### DIRECTION
Reproduce the listing below exactly. Pictures do not belong in the copy.

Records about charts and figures
____

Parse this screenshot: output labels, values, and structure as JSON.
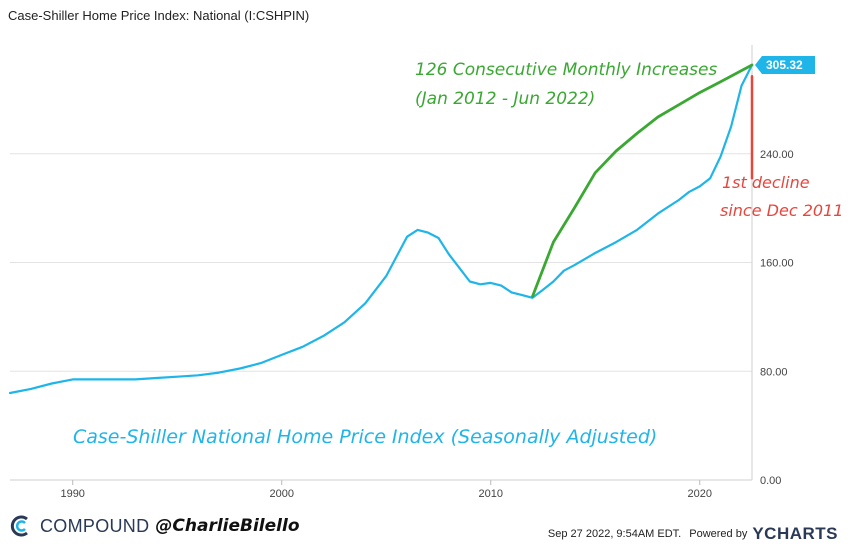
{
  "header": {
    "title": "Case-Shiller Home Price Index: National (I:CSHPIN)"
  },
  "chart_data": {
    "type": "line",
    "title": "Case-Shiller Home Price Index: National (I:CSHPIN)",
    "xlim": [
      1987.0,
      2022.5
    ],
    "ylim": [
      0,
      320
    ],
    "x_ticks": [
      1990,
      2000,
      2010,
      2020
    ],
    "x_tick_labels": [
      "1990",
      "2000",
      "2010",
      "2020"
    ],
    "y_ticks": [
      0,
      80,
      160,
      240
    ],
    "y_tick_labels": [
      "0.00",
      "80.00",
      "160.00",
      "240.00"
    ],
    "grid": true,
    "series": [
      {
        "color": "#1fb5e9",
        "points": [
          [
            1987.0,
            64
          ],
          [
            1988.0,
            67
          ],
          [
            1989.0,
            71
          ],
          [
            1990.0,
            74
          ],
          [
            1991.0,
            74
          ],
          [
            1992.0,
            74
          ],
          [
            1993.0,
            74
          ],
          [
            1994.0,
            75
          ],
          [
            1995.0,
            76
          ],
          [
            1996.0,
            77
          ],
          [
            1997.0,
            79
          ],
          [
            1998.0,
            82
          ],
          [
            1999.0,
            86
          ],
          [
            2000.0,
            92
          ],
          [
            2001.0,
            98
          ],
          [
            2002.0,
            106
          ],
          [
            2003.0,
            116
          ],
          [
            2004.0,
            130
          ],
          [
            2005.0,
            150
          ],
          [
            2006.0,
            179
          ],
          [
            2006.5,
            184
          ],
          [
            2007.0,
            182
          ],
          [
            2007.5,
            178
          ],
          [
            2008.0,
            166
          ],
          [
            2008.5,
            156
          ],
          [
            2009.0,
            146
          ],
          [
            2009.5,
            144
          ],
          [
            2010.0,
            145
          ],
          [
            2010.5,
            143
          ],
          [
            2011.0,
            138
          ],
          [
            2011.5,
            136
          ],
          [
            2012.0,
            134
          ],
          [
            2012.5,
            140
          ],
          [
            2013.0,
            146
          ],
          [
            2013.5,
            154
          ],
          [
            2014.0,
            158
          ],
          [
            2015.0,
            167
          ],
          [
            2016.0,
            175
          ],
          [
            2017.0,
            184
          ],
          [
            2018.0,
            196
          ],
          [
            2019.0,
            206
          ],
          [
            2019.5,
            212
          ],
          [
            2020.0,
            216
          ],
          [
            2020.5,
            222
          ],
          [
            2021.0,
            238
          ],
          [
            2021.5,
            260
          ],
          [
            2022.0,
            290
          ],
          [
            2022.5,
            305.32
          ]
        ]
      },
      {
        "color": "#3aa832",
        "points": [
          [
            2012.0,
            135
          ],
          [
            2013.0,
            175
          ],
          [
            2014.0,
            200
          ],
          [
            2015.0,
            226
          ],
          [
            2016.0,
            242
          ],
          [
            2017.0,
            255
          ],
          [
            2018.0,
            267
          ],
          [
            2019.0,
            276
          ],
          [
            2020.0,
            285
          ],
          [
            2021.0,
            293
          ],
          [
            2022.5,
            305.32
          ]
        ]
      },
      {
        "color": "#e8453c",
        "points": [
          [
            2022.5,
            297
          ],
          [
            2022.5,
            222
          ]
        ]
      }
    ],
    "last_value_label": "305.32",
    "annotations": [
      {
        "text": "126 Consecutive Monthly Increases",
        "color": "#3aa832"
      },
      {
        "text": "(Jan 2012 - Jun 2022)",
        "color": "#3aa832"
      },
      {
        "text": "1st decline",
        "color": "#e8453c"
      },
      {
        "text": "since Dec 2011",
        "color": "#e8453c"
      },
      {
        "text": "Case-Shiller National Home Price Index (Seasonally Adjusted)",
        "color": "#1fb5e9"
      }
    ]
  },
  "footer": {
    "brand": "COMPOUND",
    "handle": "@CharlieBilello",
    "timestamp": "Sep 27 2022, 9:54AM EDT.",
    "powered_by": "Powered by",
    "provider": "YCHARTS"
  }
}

____

### RESULT
Parse this screenshot: output labels, values, and structure as JSON.
{
  "header": {
    "title": "Case-Shiller Home Price Index: National (I:CSHPIN)"
  },
  "chart_data": {
    "type": "line",
    "title": "Case-Shiller Home Price Index: National (I:CSHPIN)",
    "xlim": [
      1987.0,
      2022.5
    ],
    "ylim": [
      0,
      320
    ],
    "x_ticks": [
      1990,
      2000,
      2010,
      2020
    ],
    "x_tick_labels": [
      "1990",
      "2000",
      "2010",
      "2020"
    ],
    "y_ticks": [
      0,
      80,
      160,
      240
    ],
    "y_tick_labels": [
      "0.00",
      "80.00",
      "160.00",
      "240.00"
    ],
    "grid": true,
    "series": [
      {
        "color": "#1fb5e9",
        "points": [
          [
            1987.0,
            64
          ],
          [
            1988.0,
            67
          ],
          [
            1989.0,
            71
          ],
          [
            1990.0,
            74
          ],
          [
            1991.0,
            74
          ],
          [
            1992.0,
            74
          ],
          [
            1993.0,
            74
          ],
          [
            1994.0,
            75
          ],
          [
            1995.0,
            76
          ],
          [
            1996.0,
            77
          ],
          [
            1997.0,
            79
          ],
          [
            1998.0,
            82
          ],
          [
            1999.0,
            86
          ],
          [
            2000.0,
            92
          ],
          [
            2001.0,
            98
          ],
          [
            2002.0,
            106
          ],
          [
            2003.0,
            116
          ],
          [
            2004.0,
            130
          ],
          [
            2005.0,
            150
          ],
          [
            2006.0,
            179
          ],
          [
            2006.5,
            184
          ],
          [
            2007.0,
            182
          ],
          [
            2007.5,
            178
          ],
          [
            2008.0,
            166
          ],
          [
            2008.5,
            156
          ],
          [
            2009.0,
            146
          ],
          [
            2009.5,
            144
          ],
          [
            2010.0,
            145
          ],
          [
            2010.5,
            143
          ],
          [
            2011.0,
            138
          ],
          [
            2011.5,
            136
          ],
          [
            2012.0,
            134
          ],
          [
            2012.5,
            140
          ],
          [
            2013.0,
            146
          ],
          [
            2013.5,
            154
          ],
          [
            2014.0,
            158
          ],
          [
            2015.0,
            167
          ],
          [
            2016.0,
            175
          ],
          [
            2017.0,
            184
          ],
          [
            2018.0,
            196
          ],
          [
            2019.0,
            206
          ],
          [
            2019.5,
            212
          ],
          [
            2020.0,
            216
          ],
          [
            2020.5,
            222
          ],
          [
            2021.0,
            238
          ],
          [
            2021.5,
            260
          ],
          [
            2022.0,
            290
          ],
          [
            2022.5,
            305.32
          ]
        ]
      },
      {
        "color": "#3aa832",
        "points": [
          [
            2012.0,
            135
          ],
          [
            2013.0,
            175
          ],
          [
            2014.0,
            200
          ],
          [
            2015.0,
            226
          ],
          [
            2016.0,
            242
          ],
          [
            2017.0,
            255
          ],
          [
            2018.0,
            267
          ],
          [
            2019.0,
            276
          ],
          [
            2020.0,
            285
          ],
          [
            2021.0,
            293
          ],
          [
            2022.5,
            305.32
          ]
        ]
      },
      {
        "color": "#e8453c",
        "points": [
          [
            2022.5,
            297
          ],
          [
            2022.5,
            222
          ]
        ]
      }
    ],
    "last_value_label": "305.32",
    "annotations": [
      {
        "text": "126 Consecutive Monthly Increases",
        "color": "#3aa832"
      },
      {
        "text": "(Jan 2012 - Jun 2022)",
        "color": "#3aa832"
      },
      {
        "text": "1st decline",
        "color": "#e8453c"
      },
      {
        "text": "since Dec 2011",
        "color": "#e8453c"
      },
      {
        "text": "Case-Shiller National Home Price Index (Seasonally Adjusted)",
        "color": "#1fb5e9"
      }
    ]
  },
  "footer": {
    "brand": "COMPOUND",
    "handle": "@CharlieBilello",
    "timestamp": "Sep 27 2022, 9:54AM EDT.",
    "powered_by": "Powered by",
    "provider": "YCHARTS"
  }
}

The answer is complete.